## Work to complete
Below is a block of records: output all of them exactly and leave out the pictures.

## Data
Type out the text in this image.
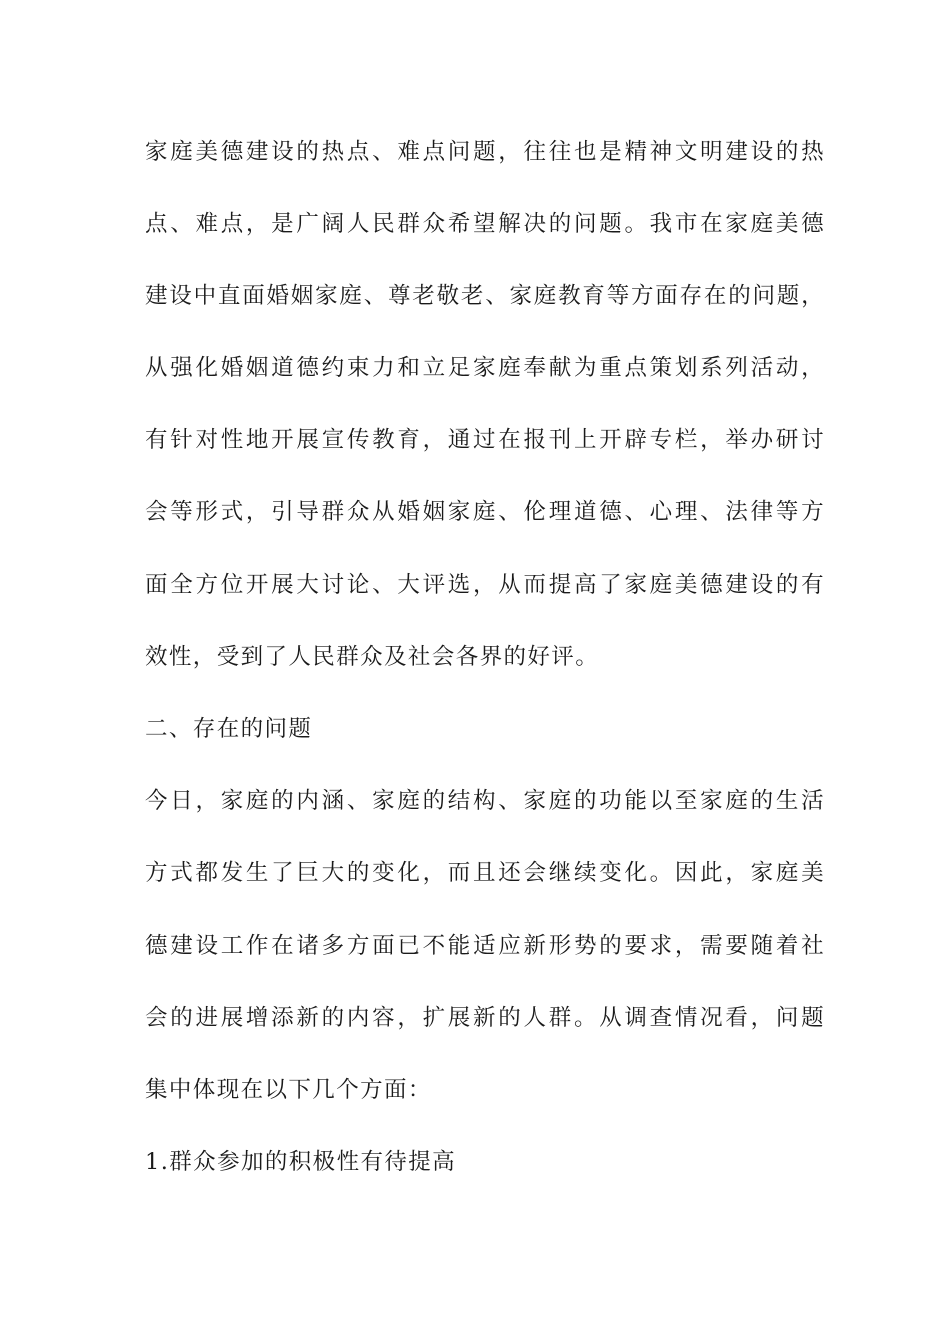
家庭美德建设的热点、难点问题，往往也是精神文明建设的热
点、难点，是广阔人民群众希望解决的问题。我市在家庭美德
建设中直面婚姻家庭、尊老敬老、家庭教育等方面存在的问题，
从强化婚姻道德约束力和立足家庭奉献为重点策划系列活动，
有针对性地开展宣传教育，通过在报刊上开辟专栏，举办研讨
会等形式，引导群众从婚姻家庭、伦理道德、心理、法律等方
面全方位开展大讨论、大评选，从而提高了家庭美德建设的有
效性，受到了人民群众及社会各界的好评。
二、存在的问题
今日，家庭的内涵、家庭的结构、家庭的功能以至家庭的生活
方式都发生了巨大的变化，而且还会继续变化。因此，家庭美
德建设工作在诸多方面已不能适应新形势的要求，需要随着社
会的进展增添新的内容，扩展新的人群。从调查情况看，问题
集中体现在以下几个方面：
1.群众参加的积极性有待提高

## Answer to this exercise
Type out the text in this image.
家庭美德建设的热点、难点问题，往往也是精神文明建设的热
点、难点，是广阔人民群众希望解决的问题。我市在家庭美德
建设中直面婚姻家庭、尊老敬老、家庭教育等方面存在的问题，
从强化婚姻道德约束力和立足家庭奉献为重点策划系列活动，
有针对性地开展宣传教育，通过在报刊上开辟专栏，举办研讨
会等形式，引导群众从婚姻家庭、伦理道德、心理、法律等方
面全方位开展大讨论、大评选，从而提高了家庭美德建设的有
效性，受到了人民群众及社会各界的好评。
二、存在的问题
今日，家庭的内涵、家庭的结构、家庭的功能以至家庭的生活
方式都发生了巨大的变化，而且还会继续变化。因此，家庭美
德建设工作在诸多方面已不能适应新形势的要求，需要随着社
会的进展增添新的内容，扩展新的人群。从调查情况看，问题
集中体现在以下几个方面：
1.群众参加的积极性有待提高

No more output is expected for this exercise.